Task to complete = Select all lines holding the word "cell" from the entries that follow.

Material provided =
::::

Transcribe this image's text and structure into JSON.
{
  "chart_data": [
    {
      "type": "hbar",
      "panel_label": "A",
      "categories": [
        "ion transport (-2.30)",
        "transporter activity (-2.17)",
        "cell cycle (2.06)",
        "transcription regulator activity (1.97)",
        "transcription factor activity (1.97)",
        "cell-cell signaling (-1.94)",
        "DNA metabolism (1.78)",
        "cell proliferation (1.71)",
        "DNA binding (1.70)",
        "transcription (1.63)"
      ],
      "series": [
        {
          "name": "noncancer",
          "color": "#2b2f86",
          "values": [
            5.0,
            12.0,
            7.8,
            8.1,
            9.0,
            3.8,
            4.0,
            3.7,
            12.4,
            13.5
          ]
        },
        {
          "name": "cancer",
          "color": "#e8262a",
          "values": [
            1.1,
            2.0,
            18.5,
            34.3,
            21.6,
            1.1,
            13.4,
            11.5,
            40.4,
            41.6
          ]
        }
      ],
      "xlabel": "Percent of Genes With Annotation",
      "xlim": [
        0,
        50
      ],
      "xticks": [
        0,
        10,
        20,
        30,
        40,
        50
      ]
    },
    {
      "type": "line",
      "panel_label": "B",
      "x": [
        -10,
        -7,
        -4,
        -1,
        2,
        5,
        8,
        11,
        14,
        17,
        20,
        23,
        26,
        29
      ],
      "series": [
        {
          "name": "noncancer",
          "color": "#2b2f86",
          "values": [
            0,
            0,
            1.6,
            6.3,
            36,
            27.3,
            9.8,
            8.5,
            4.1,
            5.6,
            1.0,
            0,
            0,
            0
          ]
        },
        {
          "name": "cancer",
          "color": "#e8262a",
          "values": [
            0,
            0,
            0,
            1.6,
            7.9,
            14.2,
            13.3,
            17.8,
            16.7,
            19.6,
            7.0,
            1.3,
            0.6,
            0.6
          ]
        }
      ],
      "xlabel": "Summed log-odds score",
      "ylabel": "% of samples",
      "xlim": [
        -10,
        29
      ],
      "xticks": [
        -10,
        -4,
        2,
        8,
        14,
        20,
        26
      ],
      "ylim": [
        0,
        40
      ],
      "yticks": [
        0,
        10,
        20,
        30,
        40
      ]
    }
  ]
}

::::

Exercise answer =
        "cell cycle (2.06)",
        "cell-cell signaling (-1.94)",
        "cell proliferation (1.71)",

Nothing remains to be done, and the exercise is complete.